WHAT IS EXPECTED:
Without skipping anything, write out each record below exactly.

[Raw records]
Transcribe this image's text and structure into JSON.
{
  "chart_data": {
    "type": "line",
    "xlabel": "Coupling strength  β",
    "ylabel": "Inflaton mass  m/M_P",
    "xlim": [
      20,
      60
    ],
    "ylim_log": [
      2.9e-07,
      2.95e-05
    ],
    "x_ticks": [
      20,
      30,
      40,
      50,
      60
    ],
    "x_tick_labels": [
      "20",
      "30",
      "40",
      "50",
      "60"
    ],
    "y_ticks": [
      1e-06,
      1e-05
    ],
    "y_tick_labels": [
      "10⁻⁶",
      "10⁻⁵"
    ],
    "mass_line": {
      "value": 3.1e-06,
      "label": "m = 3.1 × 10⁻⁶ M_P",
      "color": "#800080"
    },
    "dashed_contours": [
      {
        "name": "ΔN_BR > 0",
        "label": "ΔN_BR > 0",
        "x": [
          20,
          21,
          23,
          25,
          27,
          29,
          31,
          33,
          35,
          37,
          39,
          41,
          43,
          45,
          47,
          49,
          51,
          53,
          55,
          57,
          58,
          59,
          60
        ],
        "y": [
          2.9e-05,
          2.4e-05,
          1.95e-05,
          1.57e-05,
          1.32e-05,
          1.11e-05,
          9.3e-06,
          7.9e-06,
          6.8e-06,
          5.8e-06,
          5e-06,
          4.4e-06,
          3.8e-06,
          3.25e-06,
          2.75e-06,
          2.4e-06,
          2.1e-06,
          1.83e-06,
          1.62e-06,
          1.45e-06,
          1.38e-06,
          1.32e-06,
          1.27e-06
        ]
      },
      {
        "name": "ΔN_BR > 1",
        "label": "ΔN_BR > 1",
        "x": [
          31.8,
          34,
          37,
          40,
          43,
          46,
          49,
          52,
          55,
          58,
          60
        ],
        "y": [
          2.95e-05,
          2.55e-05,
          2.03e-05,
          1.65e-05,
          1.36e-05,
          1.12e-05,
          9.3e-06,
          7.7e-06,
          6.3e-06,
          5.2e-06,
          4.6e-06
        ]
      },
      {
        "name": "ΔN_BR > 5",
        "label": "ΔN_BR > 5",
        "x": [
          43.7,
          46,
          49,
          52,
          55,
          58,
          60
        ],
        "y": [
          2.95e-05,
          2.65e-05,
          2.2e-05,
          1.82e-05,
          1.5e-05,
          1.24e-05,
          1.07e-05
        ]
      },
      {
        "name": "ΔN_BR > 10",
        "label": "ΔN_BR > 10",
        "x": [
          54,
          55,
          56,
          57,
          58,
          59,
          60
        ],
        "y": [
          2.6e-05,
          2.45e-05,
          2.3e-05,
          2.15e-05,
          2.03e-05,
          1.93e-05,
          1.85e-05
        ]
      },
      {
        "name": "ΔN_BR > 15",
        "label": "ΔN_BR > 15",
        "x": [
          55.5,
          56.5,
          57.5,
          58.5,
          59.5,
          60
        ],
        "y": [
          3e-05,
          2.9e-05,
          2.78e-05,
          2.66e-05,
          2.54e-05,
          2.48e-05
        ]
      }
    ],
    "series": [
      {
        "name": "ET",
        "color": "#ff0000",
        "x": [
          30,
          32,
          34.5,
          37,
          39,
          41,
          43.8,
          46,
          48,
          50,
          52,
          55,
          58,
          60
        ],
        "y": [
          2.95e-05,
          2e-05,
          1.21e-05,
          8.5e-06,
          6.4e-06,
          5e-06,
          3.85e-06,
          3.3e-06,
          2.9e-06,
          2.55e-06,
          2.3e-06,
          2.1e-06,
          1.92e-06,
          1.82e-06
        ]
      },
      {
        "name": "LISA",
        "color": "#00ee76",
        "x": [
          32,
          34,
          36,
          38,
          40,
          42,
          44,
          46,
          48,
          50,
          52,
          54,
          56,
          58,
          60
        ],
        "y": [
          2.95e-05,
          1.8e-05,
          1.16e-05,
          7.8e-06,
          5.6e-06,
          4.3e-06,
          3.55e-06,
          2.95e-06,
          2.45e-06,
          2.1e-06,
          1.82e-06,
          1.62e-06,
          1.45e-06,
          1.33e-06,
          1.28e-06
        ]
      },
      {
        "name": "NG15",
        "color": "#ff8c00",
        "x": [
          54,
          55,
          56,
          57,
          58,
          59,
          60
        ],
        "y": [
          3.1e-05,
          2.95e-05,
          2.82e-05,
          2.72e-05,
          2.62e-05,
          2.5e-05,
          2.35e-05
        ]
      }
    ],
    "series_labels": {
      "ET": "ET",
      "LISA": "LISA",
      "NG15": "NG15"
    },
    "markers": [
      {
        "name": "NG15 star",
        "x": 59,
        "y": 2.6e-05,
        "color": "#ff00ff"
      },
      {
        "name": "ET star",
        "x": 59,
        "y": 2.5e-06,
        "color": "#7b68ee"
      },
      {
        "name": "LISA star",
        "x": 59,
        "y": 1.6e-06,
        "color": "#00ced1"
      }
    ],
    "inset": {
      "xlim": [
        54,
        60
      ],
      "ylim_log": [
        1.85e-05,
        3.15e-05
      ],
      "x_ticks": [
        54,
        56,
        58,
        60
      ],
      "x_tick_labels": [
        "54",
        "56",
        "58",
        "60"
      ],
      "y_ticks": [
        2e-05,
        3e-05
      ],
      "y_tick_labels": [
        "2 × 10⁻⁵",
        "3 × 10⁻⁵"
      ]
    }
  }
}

EXERCISE SOLUTION:
Transcribe this image's text and structure into JSON.
{
  "chart_data": {
    "type": "line",
    "xlabel": "Coupling strength  β",
    "ylabel": "Inflaton mass  m/M_P",
    "xlim": [
      20,
      60
    ],
    "ylim_log": [
      2.9e-07,
      2.95e-05
    ],
    "x_ticks": [
      20,
      30,
      40,
      50,
      60
    ],
    "x_tick_labels": [
      "20",
      "30",
      "40",
      "50",
      "60"
    ],
    "y_ticks": [
      1e-06,
      1e-05
    ],
    "y_tick_labels": [
      "10⁻⁶",
      "10⁻⁵"
    ],
    "mass_line": {
      "value": 3.1e-06,
      "label": "m = 3.1 × 10⁻⁶ M_P",
      "color": "#800080"
    },
    "dashed_contours": [
      {
        "name": "ΔN_BR > 0",
        "label": "ΔN_BR > 0",
        "x": [
          20,
          21,
          23,
          25,
          27,
          29,
          31,
          33,
          35,
          37,
          39,
          41,
          43,
          45,
          47,
          49,
          51,
          53,
          55,
          57,
          58,
          59,
          60
        ],
        "y": [
          2.9e-05,
          2.4e-05,
          1.95e-05,
          1.57e-05,
          1.32e-05,
          1.11e-05,
          9.3e-06,
          7.9e-06,
          6.8e-06,
          5.8e-06,
          5e-06,
          4.4e-06,
          3.8e-06,
          3.25e-06,
          2.75e-06,
          2.4e-06,
          2.1e-06,
          1.83e-06,
          1.62e-06,
          1.45e-06,
          1.38e-06,
          1.32e-06,
          1.27e-06
        ]
      },
      {
        "name": "ΔN_BR > 1",
        "label": "ΔN_BR > 1",
        "x": [
          31.8,
          34,
          37,
          40,
          43,
          46,
          49,
          52,
          55,
          58,
          60
        ],
        "y": [
          2.95e-05,
          2.55e-05,
          2.03e-05,
          1.65e-05,
          1.36e-05,
          1.12e-05,
          9.3e-06,
          7.7e-06,
          6.3e-06,
          5.2e-06,
          4.6e-06
        ]
      },
      {
        "name": "ΔN_BR > 5",
        "label": "ΔN_BR > 5",
        "x": [
          43.7,
          46,
          49,
          52,
          55,
          58,
          60
        ],
        "y": [
          2.95e-05,
          2.65e-05,
          2.2e-05,
          1.82e-05,
          1.5e-05,
          1.24e-05,
          1.07e-05
        ]
      },
      {
        "name": "ΔN_BR > 10",
        "label": "ΔN_BR > 10",
        "x": [
          54,
          55,
          56,
          57,
          58,
          59,
          60
        ],
        "y": [
          2.6e-05,
          2.45e-05,
          2.3e-05,
          2.15e-05,
          2.03e-05,
          1.93e-05,
          1.85e-05
        ]
      },
      {
        "name": "ΔN_BR > 15",
        "label": "ΔN_BR > 15",
        "x": [
          55.5,
          56.5,
          57.5,
          58.5,
          59.5,
          60
        ],
        "y": [
          3e-05,
          2.9e-05,
          2.78e-05,
          2.66e-05,
          2.54e-05,
          2.48e-05
        ]
      }
    ],
    "series": [
      {
        "name": "ET",
        "color": "#ff0000",
        "x": [
          30,
          32,
          34.5,
          37,
          39,
          41,
          43.8,
          46,
          48,
          50,
          52,
          55,
          58,
          60
        ],
        "y": [
          2.95e-05,
          2e-05,
          1.21e-05,
          8.5e-06,
          6.4e-06,
          5e-06,
          3.85e-06,
          3.3e-06,
          2.9e-06,
          2.55e-06,
          2.3e-06,
          2.1e-06,
          1.92e-06,
          1.82e-06
        ]
      },
      {
        "name": "LISA",
        "color": "#00ee76",
        "x": [
          32,
          34,
          36,
          38,
          40,
          42,
          44,
          46,
          48,
          50,
          52,
          54,
          56,
          58,
          60
        ],
        "y": [
          2.95e-05,
          1.8e-05,
          1.16e-05,
          7.8e-06,
          5.6e-06,
          4.3e-06,
          3.55e-06,
          2.95e-06,
          2.45e-06,
          2.1e-06,
          1.82e-06,
          1.62e-06,
          1.45e-06,
          1.33e-06,
          1.28e-06
        ]
      },
      {
        "name": "NG15",
        "color": "#ff8c00",
        "x": [
          54,
          55,
          56,
          57,
          58,
          59,
          60
        ],
        "y": [
          3.1e-05,
          2.95e-05,
          2.82e-05,
          2.72e-05,
          2.62e-05,
          2.5e-05,
          2.35e-05
        ]
      }
    ],
    "series_labels": {
      "ET": "ET",
      "LISA": "LISA",
      "NG15": "NG15"
    },
    "markers": [
      {
        "name": "NG15 star",
        "x": 59,
        "y": 2.6e-05,
        "color": "#ff00ff"
      },
      {
        "name": "ET star",
        "x": 59,
        "y": 2.5e-06,
        "color": "#7b68ee"
      },
      {
        "name": "LISA star",
        "x": 59,
        "y": 1.6e-06,
        "color": "#00ced1"
      }
    ],
    "inset": {
      "xlim": [
        54,
        60
      ],
      "ylim_log": [
        1.85e-05,
        3.15e-05
      ],
      "x_ticks": [
        54,
        56,
        58,
        60
      ],
      "x_tick_labels": [
        "54",
        "56",
        "58",
        "60"
      ],
      "y_ticks": [
        2e-05,
        3e-05
      ],
      "y_tick_labels": [
        "2 × 10⁻⁵",
        "3 × 10⁻⁵"
      ]
    }
  }
}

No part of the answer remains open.